_Problem description_. All lines holding the string "title" are to be shown.

_Task input_.
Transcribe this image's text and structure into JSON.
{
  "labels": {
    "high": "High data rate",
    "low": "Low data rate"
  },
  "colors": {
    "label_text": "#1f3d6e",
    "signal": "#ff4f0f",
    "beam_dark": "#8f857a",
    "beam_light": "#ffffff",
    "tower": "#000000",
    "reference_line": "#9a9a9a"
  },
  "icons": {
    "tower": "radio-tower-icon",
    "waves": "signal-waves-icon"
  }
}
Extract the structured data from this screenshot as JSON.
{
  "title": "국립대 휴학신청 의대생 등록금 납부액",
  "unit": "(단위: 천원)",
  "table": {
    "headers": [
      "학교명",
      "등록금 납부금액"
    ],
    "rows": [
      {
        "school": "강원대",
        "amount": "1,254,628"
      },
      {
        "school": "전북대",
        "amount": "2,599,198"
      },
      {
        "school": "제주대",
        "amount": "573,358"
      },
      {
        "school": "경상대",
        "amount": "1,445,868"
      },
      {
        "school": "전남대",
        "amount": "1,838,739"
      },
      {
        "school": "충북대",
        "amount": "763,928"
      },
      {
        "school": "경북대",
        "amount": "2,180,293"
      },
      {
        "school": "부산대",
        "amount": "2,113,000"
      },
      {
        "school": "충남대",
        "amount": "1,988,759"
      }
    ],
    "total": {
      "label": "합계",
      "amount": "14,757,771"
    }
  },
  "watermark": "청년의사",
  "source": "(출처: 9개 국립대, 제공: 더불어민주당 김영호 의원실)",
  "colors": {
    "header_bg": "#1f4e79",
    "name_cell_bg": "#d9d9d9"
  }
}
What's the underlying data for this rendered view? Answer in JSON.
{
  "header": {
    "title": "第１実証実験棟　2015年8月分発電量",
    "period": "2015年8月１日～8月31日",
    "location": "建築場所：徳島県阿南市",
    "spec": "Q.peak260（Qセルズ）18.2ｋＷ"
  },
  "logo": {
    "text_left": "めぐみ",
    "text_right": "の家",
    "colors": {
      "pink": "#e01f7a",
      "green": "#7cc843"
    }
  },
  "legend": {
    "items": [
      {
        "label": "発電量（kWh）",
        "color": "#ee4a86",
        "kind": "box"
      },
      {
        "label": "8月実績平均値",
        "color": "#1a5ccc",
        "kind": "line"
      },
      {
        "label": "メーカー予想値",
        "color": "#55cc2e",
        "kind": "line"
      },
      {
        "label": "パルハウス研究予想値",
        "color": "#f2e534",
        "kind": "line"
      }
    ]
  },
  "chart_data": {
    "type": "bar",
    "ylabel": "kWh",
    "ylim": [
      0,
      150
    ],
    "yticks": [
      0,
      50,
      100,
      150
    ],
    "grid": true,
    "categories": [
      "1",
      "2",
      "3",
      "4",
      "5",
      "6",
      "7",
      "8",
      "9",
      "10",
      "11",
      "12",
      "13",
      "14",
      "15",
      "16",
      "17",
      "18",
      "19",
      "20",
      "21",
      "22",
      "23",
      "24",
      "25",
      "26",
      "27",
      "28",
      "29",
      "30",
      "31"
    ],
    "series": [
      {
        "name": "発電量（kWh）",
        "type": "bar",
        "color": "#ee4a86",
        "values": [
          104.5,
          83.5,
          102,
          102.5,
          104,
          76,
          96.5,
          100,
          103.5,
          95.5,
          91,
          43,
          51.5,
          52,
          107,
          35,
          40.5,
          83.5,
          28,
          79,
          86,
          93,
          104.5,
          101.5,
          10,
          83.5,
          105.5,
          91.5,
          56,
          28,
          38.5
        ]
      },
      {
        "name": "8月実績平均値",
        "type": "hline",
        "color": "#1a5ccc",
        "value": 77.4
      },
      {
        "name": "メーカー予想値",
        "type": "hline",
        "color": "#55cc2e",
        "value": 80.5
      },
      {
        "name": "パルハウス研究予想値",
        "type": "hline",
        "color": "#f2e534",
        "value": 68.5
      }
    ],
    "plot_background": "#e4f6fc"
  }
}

_The solution_.
  "title": "국립대 휴학신청 의대생 등록금 납부액",
    "title": "第１実証実験棟　2015年8月分発電量",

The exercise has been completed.